Exercise goal: Answer with one number: how many lines hold "before".

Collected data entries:
<<<<

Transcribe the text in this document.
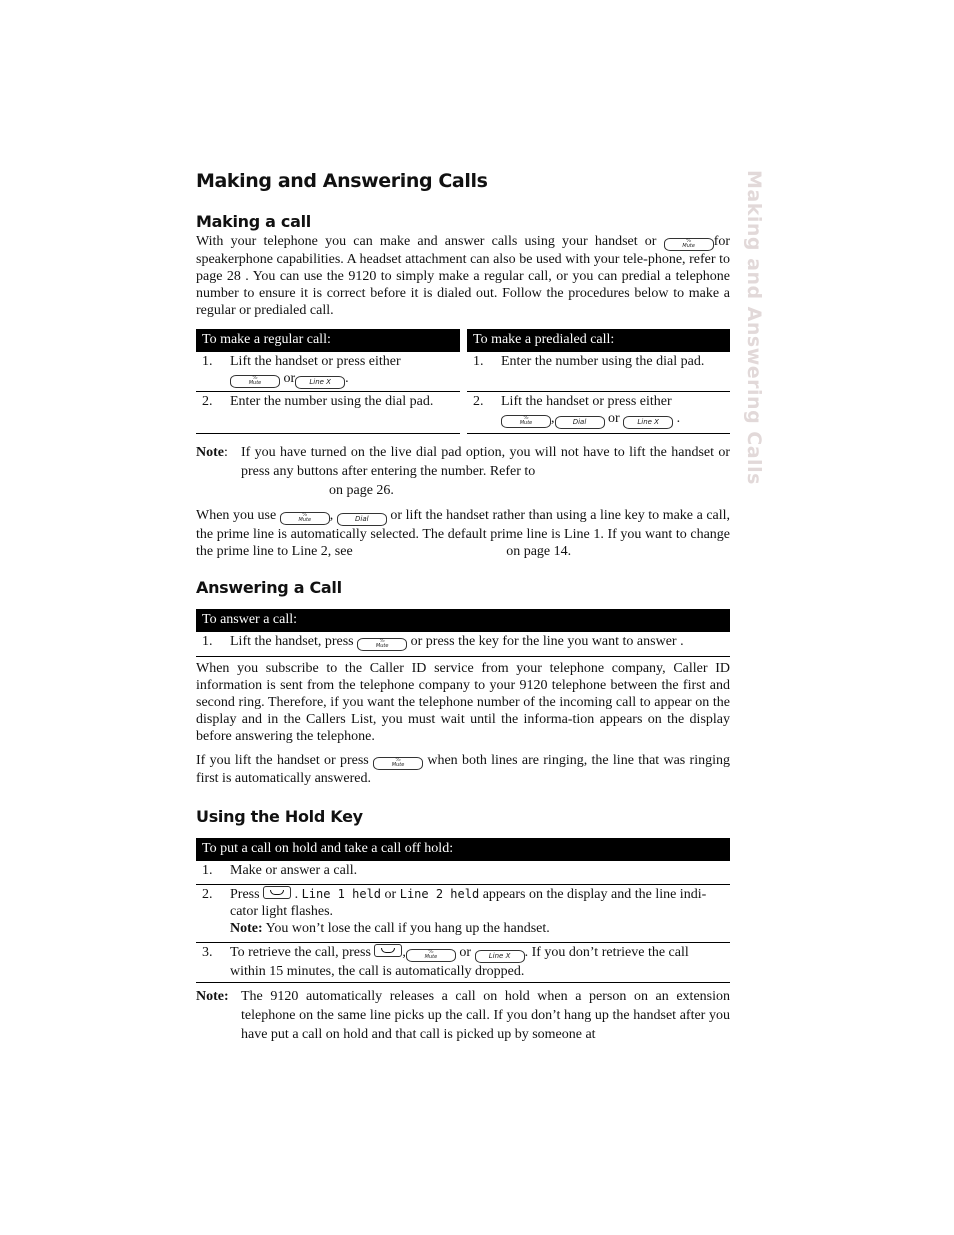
Making and Answering Calls
Making and Answering Calls
Making a call

With your telephone you can make and answer calls using your handset or	⁰⁄₀
Mute for speakerphone capabilities. A headset attachment can also be used with your tele-phone, refer to page 28 . You can use the 9120 to simply make a regular call, or you can predial a telephone number to ensure it is correct before it is dialed out. Follow the procedures below to make a regular or predialed call.

To make a regular call:
1. Lift the handset or press either
⁰⁄₀
Mute or Line X .
2. Enter the number using the dial pad.
To make a predialed call:
1. Enter the number using the dial pad.
2. Lift the handset or press either
⁰⁄₀
Mute ,	Dial or	Line X .
Note: If you have turned on the live dial pad option, you will not have to lift the handset or press any buttons after entering the number. Refer to
on page 26.

When you use	⁰⁄₀
Mute ,	Dial or lift the handset rather than using a line key to make a call, the prime line is automatically selected. The default prime line is Line 1. If you want to change the prime line to Line 2, see	on page 14.

Answering a Call
To answer a call:
1. Lift the handset, press	⁰⁄₀
Mute or press the key for the line you want to answer .

When you subscribe to the Caller ID service from your telephone company, Caller ID information is sent from the telephone company to your 9120 telephone between the first and second ring. Therefore, if you want the telephone number of the incoming call to appear on the display and in the Callers List, you must wait until the informa-tion appears on the display before answering the telephone.

If you lift the handset or press	⁰⁄₀
Mute when both lines are ringing, the line that was ringing first is automatically answered.

Using the Hold Key
To put a call on hold and take a call off hold:
1. Make or answer a call.
2. Press	. Line 1 held or Line 2 held appears on the display and the line indi-cator light flashes.
Note: You won’t lose the call if you hang up the handset.
3. To retrieve the call, press ,	⁰⁄₀
Mute or	Line X . If you don’t retrieve the call within 15 minutes, the call is automatically dropped.
Note: The 9120 automatically releases a call on hold when a person on an extension telephone on the same line picks up the call. If you don’t hang up the handset after you have put a call on hold and that call is picked up by someone at
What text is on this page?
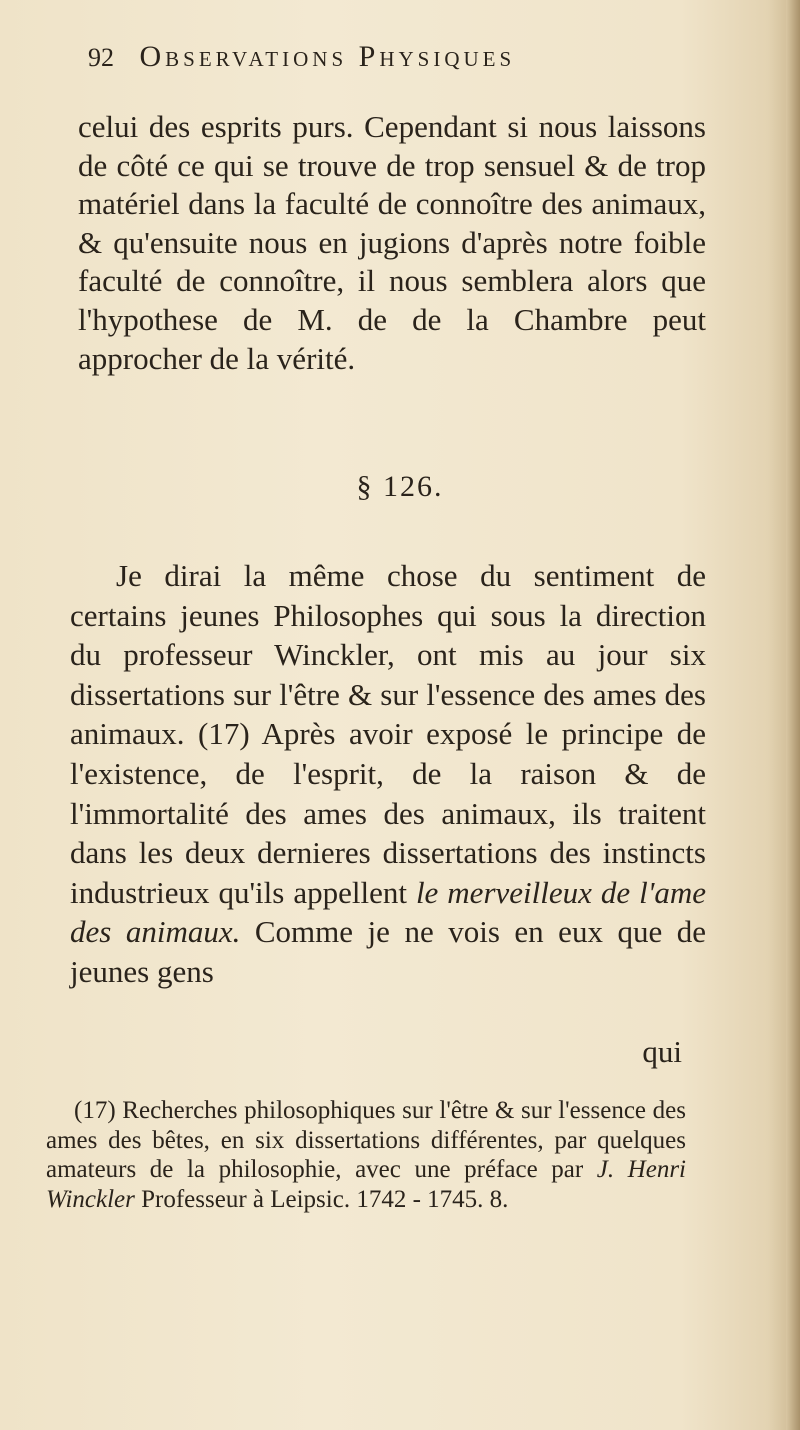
92 Observations Physiques

celui des esprits purs. Cependant si nous laissons de côté ce qui se trouve de trop sensuel & de trop matériel dans la faculté de connoître des animaux, & qu'ensuite nous en jugions d'après notre foible faculté de connoître, il nous semblera alors que l'hypothese de M. de de la Chambre peut approcher de la vérité.

§ 126.
Je dirai la même chose du sentiment de certains jeunes Philosophes qui sous la direction du professeur Winckler, ont mis au jour six dissertations sur l'être & sur l'essence des ames des animaux. (17) Après avoir exposé le principe de l'existence, de l'esprit, de la raison & de l'immortalité des ames des animaux, ils traitent dans les deux dernieres dissertations des instincts industrieux qu'ils appellent le merveilleux de l'ame des animaux. Comme je ne vois en eux que de jeunes gens
qui
(17) Recherches philosophiques sur l'être & sur l'essence des ames des bêtes, en six dissertations différentes, par quelques amateurs de la philosophie, avec une préface par J. Henri Winckler Professeur à Leipsic. 1742 - 1745. 8.
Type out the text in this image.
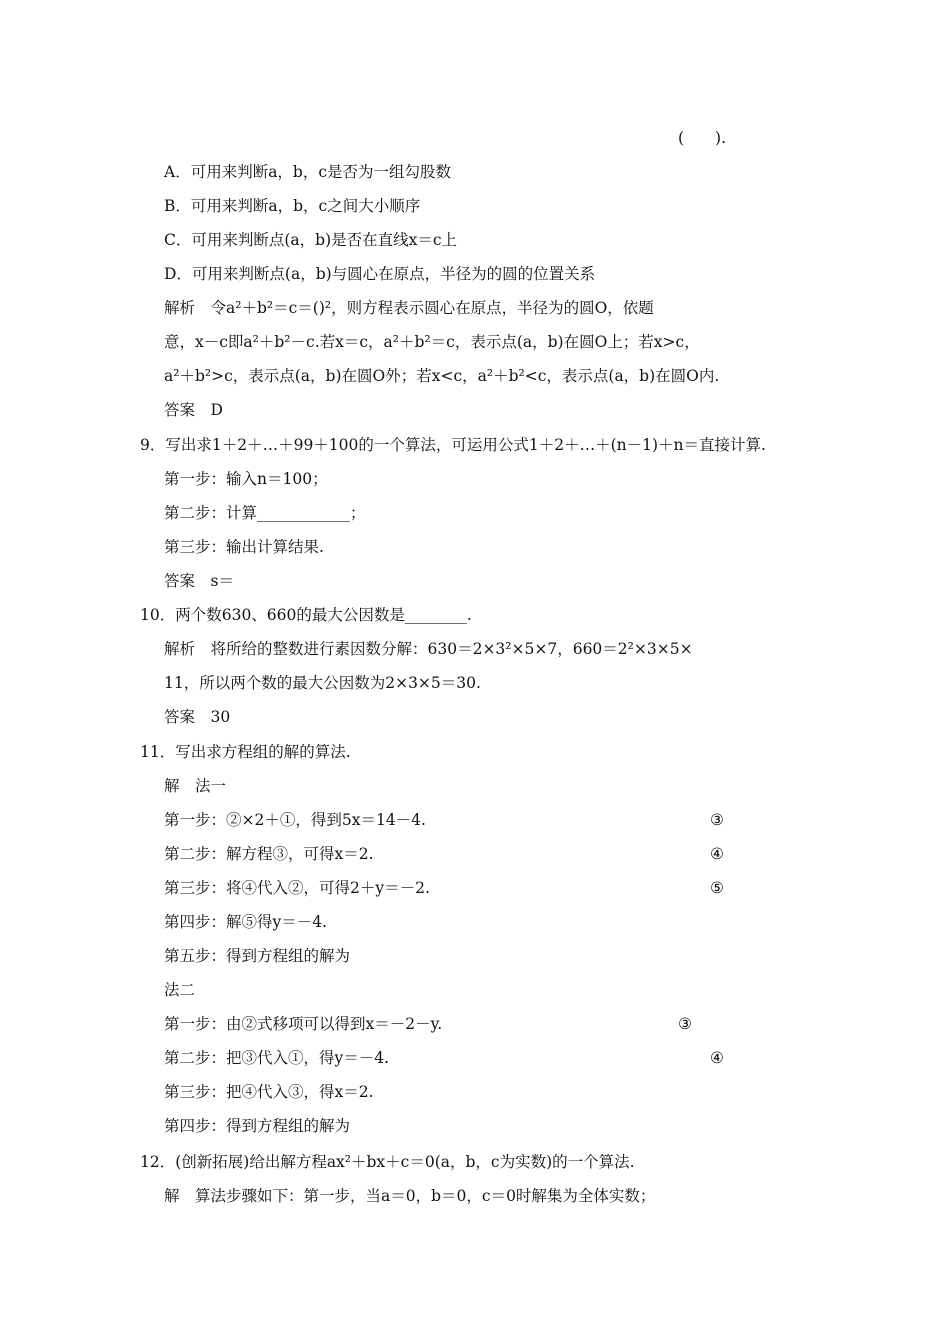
(　　).
A．可用来判断a，b，c是否为一组勾股数
B．可用来判断a，b，c之间大小顺序
C．可用来判断点(a，b)是否在直线x＝c上
D．可用来判断点(a，b)与圆心在原点，半径为的圆的位置关系
解析　令a²＋b²＝c＝()²，则方程表示圆心在原点，半径为的圆O，依题
意，x－c即a²＋b²－c.若x＝c，a²＋b²＝c，表示点(a，b)在圆O上；若x>c，
a²＋b²>c，表示点(a，b)在圆O外；若x<c，a²＋b²<c，表示点(a，b)在圆O内.
答案　D
9．写出求1＋2＋…＋99＋100的一个算法，可运用公式1＋2＋…＋(n－1)＋n＝直接计算.
第一步：输入n＝100；
第二步：计算____________；
第三步：输出计算结果.
答案　s＝
10．两个数630、660的最大公因数是________.
解析　将所给的整数进行素因数分解：630＝2×3²×5×7，660＝2²×3×5×
11，所以两个数的最大公因数为2×3×5＝30.
答案　30
11．写出求方程组的解的算法.
解　法一
第一步：②×2＋①，得到5x＝14－4.
第二步：解方程③，可得x＝2.
第三步：将④代入②，可得2＋y＝－2.
第四步：解⑤得y＝－4.
第五步：得到方程组的解为
法二
第一步：由②式移项可以得到x＝－2－y.
第二步：把③代入①，得y＝－4.
第三步：把④代入③，得x＝2.
第四步：得到方程组的解为
12．(创新拓展)给出解方程ax²＋bx＋c＝0(a，b，c为实数)的一个算法.
解　算法步骤如下：第一步，当a＝0，b＝0，c＝0时解集为全体实数；
③
④
⑤
③
④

>>>>

Reply to the exercise: 2